> **Given instruction 1**: Please rewrite the part of the records that runs from their first line through the line containing "table-row: 时 间" as a JSON list of strings, one string per line, leaving out blank lines and including both ends.

> **Reading text**:
This creates directories with the C++/CPython/Java analysis codes. For a longer description, read the ProMC manual.

For C++/ROOT, you can use this C++/ROOT example package. Untar it and compile using “make”. This will produce “promc2root” executable. It reads all ProMC files in a given directory and fills ROOT histograms with cross sections.

Use this Doxygen description to work with C++:

Supported languages

  • C++/ROOT
  • CPython (Python implemented in C++) or PyROOT
  • Java
  • Jython (Python on the Java platform)
  • Groovy (scripting language)
  • BeanShell (scripting language)
  • JRuby (Ruby on the Java platform)

Some variations of the Java languages are also possible (such as Scala). For all Java-derived languages, see the DatMelt project. The Android platform has a limited support (but the files should be readable on Android).

Although all example scripts are based on the Python language, the actual implementation of the validation online scripts is done in Jython (Java). You can program in Java as well. C++/CPython will be discussed later.

Using Jython

Jython and Java are chosen to write validation scripts and to run such scripts using web pages. Please look at HepSim Analysis Primer manual.

Using C++

Please refer ProMC web page on how to read/write ProMC files.

Also, there is a simple example showing how to read Monte Carlo files from HepSim in a loop, build anti-KT jets using FastJet, and fill ROOT histograms. Download hepsim-cpp package and compile it:

    wget -O - | tar -xz;
    cd hepsim-cpp/;

Read “README” inside this directory. Do not forget to populate the directory “data” with MC files before running this example.

> **Given instruction 2**:
Answer these questions about the ProMC and HepSim text:
(a) What executable does compiling the C++/ROOT example package produce?
(b) In what language are the validation online scripts actually implemented?
(c) Which directory must hold MC files before the hepsim-cpp example is run?

Layout dataset entries
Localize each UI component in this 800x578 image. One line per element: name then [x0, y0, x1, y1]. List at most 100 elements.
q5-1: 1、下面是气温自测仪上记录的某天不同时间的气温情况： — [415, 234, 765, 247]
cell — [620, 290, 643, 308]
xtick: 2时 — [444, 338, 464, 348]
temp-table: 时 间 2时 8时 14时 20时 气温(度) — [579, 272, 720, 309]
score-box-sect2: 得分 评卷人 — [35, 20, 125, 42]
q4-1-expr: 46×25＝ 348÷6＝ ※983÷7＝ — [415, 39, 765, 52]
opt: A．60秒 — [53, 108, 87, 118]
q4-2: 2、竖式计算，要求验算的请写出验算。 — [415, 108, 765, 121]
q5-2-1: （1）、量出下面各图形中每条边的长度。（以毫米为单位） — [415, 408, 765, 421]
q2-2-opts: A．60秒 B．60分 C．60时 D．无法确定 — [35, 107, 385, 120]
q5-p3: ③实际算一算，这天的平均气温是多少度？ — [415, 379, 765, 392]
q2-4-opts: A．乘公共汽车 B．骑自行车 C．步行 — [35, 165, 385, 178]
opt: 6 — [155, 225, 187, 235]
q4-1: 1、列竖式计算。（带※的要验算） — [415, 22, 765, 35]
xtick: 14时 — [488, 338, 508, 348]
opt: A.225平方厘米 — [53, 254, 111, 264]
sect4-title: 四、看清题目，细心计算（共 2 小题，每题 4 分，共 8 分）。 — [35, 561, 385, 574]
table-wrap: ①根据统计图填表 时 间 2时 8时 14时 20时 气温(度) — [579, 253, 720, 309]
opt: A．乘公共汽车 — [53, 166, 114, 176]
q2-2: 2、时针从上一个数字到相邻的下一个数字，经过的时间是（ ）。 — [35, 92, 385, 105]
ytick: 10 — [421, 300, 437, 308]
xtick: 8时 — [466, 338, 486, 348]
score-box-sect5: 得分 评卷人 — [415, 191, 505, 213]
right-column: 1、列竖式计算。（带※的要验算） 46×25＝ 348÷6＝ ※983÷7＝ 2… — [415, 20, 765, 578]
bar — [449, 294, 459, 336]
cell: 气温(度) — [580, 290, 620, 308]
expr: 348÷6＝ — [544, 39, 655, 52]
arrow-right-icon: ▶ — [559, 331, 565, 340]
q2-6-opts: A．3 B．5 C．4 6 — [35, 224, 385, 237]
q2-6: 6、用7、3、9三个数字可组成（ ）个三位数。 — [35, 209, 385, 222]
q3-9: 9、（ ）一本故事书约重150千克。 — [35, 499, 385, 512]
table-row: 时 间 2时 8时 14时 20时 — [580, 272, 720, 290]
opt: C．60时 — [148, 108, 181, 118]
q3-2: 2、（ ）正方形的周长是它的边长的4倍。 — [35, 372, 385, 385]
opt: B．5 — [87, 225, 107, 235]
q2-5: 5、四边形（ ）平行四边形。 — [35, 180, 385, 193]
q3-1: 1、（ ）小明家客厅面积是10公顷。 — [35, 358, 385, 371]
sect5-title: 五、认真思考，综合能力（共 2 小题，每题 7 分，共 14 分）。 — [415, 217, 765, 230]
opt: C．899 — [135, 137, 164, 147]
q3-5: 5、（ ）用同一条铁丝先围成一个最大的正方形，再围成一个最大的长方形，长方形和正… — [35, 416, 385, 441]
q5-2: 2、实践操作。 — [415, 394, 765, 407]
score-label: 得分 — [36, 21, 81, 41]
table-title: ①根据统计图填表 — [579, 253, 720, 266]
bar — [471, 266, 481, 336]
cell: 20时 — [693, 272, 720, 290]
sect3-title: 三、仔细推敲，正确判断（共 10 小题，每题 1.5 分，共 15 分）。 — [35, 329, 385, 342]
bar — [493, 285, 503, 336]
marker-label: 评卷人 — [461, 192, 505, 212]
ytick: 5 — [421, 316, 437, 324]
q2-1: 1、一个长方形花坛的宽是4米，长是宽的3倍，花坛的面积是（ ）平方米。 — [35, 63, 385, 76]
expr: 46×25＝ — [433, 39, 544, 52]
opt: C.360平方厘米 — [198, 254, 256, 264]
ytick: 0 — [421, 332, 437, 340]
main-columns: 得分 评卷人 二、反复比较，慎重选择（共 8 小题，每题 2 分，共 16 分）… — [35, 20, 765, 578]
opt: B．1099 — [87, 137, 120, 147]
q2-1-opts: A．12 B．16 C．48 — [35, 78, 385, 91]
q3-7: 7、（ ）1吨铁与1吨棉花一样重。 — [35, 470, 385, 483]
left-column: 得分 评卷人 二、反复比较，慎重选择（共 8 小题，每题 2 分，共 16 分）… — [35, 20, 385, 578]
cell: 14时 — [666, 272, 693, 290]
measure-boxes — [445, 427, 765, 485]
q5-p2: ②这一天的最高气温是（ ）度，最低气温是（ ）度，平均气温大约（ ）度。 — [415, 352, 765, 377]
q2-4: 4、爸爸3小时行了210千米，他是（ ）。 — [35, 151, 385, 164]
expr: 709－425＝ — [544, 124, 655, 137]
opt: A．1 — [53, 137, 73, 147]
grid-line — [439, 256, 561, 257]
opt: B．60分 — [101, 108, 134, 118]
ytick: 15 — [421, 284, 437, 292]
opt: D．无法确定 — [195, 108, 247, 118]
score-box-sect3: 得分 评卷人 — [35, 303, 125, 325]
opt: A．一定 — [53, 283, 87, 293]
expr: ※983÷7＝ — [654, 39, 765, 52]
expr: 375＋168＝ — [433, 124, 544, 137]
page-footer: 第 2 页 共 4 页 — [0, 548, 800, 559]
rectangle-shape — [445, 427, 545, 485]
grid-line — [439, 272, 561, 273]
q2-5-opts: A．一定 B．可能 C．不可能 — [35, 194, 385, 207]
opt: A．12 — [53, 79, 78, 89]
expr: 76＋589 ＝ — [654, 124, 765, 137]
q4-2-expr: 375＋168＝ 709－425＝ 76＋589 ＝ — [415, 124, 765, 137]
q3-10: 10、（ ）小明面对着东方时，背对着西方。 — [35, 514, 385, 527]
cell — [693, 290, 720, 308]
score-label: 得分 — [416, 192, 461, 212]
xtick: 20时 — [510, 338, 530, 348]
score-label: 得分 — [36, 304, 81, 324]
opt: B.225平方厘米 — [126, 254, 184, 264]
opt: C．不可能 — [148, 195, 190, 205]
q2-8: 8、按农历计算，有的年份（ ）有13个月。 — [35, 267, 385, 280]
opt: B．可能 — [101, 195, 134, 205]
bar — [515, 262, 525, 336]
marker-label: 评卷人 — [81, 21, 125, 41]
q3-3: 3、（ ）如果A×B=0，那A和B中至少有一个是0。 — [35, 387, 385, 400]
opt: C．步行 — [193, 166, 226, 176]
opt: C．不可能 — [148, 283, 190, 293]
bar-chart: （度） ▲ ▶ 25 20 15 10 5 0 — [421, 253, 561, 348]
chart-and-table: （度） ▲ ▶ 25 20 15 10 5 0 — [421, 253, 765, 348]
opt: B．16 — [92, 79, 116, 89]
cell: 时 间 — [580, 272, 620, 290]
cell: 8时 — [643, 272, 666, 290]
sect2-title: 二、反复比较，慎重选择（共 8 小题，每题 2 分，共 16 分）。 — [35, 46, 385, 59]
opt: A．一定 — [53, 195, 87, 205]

> **Complete answer 1**:
[
  "Localize each UI component in this 800x578 image. One line per element: name then [x0, y0, x1, y1]. List at most 100 elements.",
  "q5-1: 1、下面是气温自测仪上记录的某天不同时间的气温情况： — [415, 234, 765, 247]",
  "cell — [620, 290, 643, 308]",
  "xtick: 2时 — [444, 338, 464, 348]",
  "temp-table: 时 间 2时 8时 14时 20时 气温(度) — [579, 272, 720, 309]",
  "score-box-sect2: 得分 评卷人 — [35, 20, 125, 42]",
  "q4-1-expr: 46×25＝ 348÷6＝ ※983÷7＝ — [415, 39, 765, 52]",
  "opt: A．60秒 — [53, 108, 87, 118]",
  "q4-2: 2、竖式计算，要求验算的请写出验算。 — [415, 108, 765, 121]",
  "q5-2-1: （1）、量出下面各图形中每条边的长度。（以毫米为单位） — [415, 408, 765, 421]",
  "q2-2-opts: A．60秒 B．60分 C．60时 D．无法确定 — [35, 107, 385, 120]",
  "q5-p3: ③实际算一算，这天的平均气温是多少度？ — [415, 379, 765, 392]",
  "q2-4-opts: A．乘公共汽车 B．骑自行车 C．步行 — [35, 165, 385, 178]",
  "opt: 6 — [155, 225, 187, 235]",
  "q4-1: 1、列竖式计算。（带※的要验算） — [415, 22, 765, 35]",
  "xtick: 14时 — [488, 338, 508, 348]",
  "opt: A.225平方厘米 — [53, 254, 111, 264]",
  "sect4-title: 四、看清题目，细心计算（共 2 小题，每题 4 分，共 8 分）。 — [35, 561, 385, 574]",
  "table-wrap: ①根据统计图填表 时 间 2时 8时 14时 20时 气温(度) — [579, 253, 720, 309]",
  "opt: A．乘公共汽车 — [53, 166, 114, 176]",
  "q2-2: 2、时针从上一个数字到相邻的下一个数字，经过的时间是（ ）。 — [35, 92, 385, 105]",
  "ytick: 10 — [421, 300, 437, 308]",
  "xtick: 8时 — [466, 338, 486, 348]",
  "score-box-sect5: 得分 评卷人 — [415, 191, 505, 213]",
  "right-column: 1、列竖式计算。（带※的要验算） 46×25＝ 348÷6＝ ※983÷7＝ 2… — [415, 20, 765, 578]",
  "bar — [449, 294, 459, 336]",
  "cell: 气温(度) — [580, 290, 620, 308]",
  "expr: 348÷6＝ — [544, 39, 655, 52]",
  "arrow-right-icon: ▶ — [559, 331, 565, 340]",
  "q2-6-opts: A．3 B．5 C．4 6 — [35, 224, 385, 237]",
  "q2-6: 6、用7、3、9三个数字可组成（ ）个三位数。 — [35, 209, 385, 222]",
  "q3-9: 9、（ ）一本故事书约重150千克。 — [35, 499, 385, 512]",
  "table-row: 时 间 2时 8时 14时 20时 — [580, 272, 720, 290]"
]

> **Complete answer 2**:
(a) promc2root
(b) Jython (Java)
(c) The "data" directory